#### WHAT YOU SHOULD DO
Extract each line bearing the word "onion".

## Begin

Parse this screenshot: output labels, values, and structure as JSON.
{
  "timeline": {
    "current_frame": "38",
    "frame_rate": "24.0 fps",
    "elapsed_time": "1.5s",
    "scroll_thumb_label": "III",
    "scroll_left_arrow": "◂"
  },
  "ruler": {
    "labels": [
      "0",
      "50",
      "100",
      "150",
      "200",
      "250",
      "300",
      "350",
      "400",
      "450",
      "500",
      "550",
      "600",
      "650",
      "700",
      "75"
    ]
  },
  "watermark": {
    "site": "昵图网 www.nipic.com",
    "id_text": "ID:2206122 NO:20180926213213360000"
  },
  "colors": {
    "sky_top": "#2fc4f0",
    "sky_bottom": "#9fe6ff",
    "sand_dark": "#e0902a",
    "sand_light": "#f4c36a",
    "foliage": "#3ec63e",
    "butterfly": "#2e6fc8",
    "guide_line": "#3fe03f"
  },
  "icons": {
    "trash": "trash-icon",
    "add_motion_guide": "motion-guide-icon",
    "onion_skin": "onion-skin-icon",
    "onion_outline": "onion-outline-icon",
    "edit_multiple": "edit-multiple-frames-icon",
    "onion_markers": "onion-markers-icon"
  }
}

## End

#### SOLUTION FOR THIS TASK
    "onion_skin": "onion-skin-icon",
    "onion_outline": "onion-outline-icon",
    "onion_markers": "onion-markers-icon"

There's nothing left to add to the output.